Text
__________________________________________________
Protesters demonstrate against Turkey’s military action in northeastern Syr...
Thomas Jeffrey Miley
The revolution in the Kurdish region of Syria called Rojava has generated significant enthusiasm among broad segments of the left in Europe and North America. The heroic resistance by Kurdish forces in Kobane, Syria during the siege by the Islamic State of Iraq and Syria (#ISIS# ) in late 2014 and into early 2015 proved to be a pivotal moment. Images of revolutionary fighters, and particularly of armed women, engaged in a life-and-death struggle, bravely resisting the vicious onslaught by Islamist thugs, caught the attention and imagination of many on the so-called international left. Some viewers even looked beyond the mainstream media’s near-exclusive focus on who the Kurdish forces were fighting against to interrogate what the Kurds were fighting to defend.

It appeared that a revolutionary third way was emerging out of the maelstrom of the Syrian civil war—an effective alternative to the disastrous, negative dialectic of tyranny and chaos in which the region, and even the world, seemed to be increasingly and inescapably submerged. Rojava became a distant progressive light shining in a dark reactionary night, a rare beacon of hope, from a far away and exotic space. A place onto which European and American leftists could project anti-capitalist dreams and radical democratic illusions. It was somewhat like the Zapatista movement in Chiapas, Mexico, except that Rojava lies at the very epicenter of global geopolitical strife, which certainly rendered the revolutionary developments in the northeast of Syria all the more intriguing, while it also served to multiply their manifold and manifest contradictions.
__________________________________________________
What is expected
Could you continue the piece about Rojava and the Western left from where it stops, before the data that follows?
__________________________________________________
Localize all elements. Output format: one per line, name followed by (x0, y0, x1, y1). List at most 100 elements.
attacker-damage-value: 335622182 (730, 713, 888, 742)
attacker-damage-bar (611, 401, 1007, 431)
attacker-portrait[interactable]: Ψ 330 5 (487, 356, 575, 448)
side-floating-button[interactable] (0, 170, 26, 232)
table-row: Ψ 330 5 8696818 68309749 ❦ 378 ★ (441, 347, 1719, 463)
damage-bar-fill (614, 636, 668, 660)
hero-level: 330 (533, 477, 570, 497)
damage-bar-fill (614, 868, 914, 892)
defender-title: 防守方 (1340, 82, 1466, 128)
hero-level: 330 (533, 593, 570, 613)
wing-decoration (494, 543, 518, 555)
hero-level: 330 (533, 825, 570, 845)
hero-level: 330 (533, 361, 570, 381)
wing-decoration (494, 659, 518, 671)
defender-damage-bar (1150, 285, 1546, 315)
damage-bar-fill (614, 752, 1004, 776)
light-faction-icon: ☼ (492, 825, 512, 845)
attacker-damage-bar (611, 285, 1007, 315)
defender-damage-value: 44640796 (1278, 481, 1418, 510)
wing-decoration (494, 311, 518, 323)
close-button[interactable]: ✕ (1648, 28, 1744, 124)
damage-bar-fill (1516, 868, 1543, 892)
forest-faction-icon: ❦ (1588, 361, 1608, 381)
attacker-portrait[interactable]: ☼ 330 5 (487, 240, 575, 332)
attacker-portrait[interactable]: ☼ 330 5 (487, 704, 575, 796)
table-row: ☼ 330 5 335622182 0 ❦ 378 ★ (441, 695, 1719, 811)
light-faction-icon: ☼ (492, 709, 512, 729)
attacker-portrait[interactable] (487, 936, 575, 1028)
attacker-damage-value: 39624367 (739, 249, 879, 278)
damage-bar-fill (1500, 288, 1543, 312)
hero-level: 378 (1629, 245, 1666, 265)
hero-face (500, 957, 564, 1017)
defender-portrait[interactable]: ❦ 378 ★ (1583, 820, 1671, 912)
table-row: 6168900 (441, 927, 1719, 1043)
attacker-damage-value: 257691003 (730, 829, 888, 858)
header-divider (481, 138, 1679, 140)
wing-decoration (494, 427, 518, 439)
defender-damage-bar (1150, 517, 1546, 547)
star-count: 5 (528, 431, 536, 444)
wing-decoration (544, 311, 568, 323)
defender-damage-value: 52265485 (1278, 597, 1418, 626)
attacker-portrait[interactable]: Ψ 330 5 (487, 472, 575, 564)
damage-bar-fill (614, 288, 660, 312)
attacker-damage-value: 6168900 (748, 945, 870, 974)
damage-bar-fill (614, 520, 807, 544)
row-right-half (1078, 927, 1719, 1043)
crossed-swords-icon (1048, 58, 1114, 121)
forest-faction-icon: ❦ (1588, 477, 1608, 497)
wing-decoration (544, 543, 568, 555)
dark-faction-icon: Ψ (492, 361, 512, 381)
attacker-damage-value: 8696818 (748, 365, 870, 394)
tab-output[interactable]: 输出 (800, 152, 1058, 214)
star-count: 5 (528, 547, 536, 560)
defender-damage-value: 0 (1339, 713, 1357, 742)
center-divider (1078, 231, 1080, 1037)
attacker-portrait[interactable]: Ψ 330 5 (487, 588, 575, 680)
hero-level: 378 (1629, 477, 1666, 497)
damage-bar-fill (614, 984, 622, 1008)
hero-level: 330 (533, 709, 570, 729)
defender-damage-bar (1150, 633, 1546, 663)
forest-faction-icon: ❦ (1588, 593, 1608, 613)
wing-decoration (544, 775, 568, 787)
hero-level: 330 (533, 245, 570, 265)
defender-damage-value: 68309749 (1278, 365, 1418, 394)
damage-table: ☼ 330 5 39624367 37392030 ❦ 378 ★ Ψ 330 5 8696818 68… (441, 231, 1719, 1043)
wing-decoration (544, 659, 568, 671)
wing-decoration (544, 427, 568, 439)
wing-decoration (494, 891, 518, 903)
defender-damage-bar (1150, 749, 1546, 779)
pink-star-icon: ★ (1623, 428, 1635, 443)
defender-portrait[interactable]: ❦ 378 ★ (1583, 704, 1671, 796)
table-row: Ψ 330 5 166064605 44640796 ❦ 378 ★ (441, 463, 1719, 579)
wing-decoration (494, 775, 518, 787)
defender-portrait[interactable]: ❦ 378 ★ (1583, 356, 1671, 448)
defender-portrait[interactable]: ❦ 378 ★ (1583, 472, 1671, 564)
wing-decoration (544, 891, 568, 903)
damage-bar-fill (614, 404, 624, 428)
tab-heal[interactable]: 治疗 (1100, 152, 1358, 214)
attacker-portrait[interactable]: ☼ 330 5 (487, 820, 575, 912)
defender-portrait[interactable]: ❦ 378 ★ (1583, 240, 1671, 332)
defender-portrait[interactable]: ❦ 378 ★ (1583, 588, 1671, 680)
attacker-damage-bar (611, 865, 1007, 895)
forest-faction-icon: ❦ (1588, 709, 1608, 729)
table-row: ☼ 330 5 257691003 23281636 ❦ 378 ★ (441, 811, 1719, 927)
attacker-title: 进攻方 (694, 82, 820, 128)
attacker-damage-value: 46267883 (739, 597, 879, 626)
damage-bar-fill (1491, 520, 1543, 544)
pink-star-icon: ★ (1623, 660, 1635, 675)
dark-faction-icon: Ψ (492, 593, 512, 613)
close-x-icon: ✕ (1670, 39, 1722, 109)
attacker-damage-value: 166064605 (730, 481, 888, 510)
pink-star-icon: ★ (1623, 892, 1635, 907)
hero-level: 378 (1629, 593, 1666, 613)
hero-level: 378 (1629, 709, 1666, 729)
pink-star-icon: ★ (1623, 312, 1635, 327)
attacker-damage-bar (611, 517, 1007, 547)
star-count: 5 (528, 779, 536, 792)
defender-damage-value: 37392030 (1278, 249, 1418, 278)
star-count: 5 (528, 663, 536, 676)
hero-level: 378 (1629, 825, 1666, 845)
__________________________________________________
Answer to the exercise
Rojava may be distant from Europe and North America, but it is also organically linked to the international left through networks of solidarity forged over a generation by activists from the Kurdish diaspora. The Kurdish freedom movement, and its struggle for self-determination, has had a significant presence in Europe—especially in Germany, but also in Britain—since the late 1980s when refugees fleeing from Turkish state terror first began to arrive in considerable numbers. The umbrella term “Kurdish freedom movement” encompasses an array of Kurdish organizations inspired by the ideas of the Turkish Kurdish leader Abdullah Öcalan who has been imprisoned by the Turkish government since 1999. The pro-Öcalan movement is transnational and extends across the borders of Turkey, Syria, Iran and Iraqi Kurdistan and into the Kurdish diaspora in Europe.

The long-established networks between the Kurdish freedom movement and the broader left in the European countries where Kurdish communities reside are crucial for understanding the resonance of more recent revolutionary developments in Rojava. This deeper history has remained relatively obscure in comparison with more sensational stories about international brigades volunteering to fight and die alongside Kurdish forces at war with ISIS. The networks between Kurdish groups and the European left have played an especially important role in disseminating information about the revolution among politicians, lawyers, academics, trade unions, women’s groups and left-wing activists—in the process promoting and framing it as both a women’s revolution and an innovative experiment in radical, direct democracy.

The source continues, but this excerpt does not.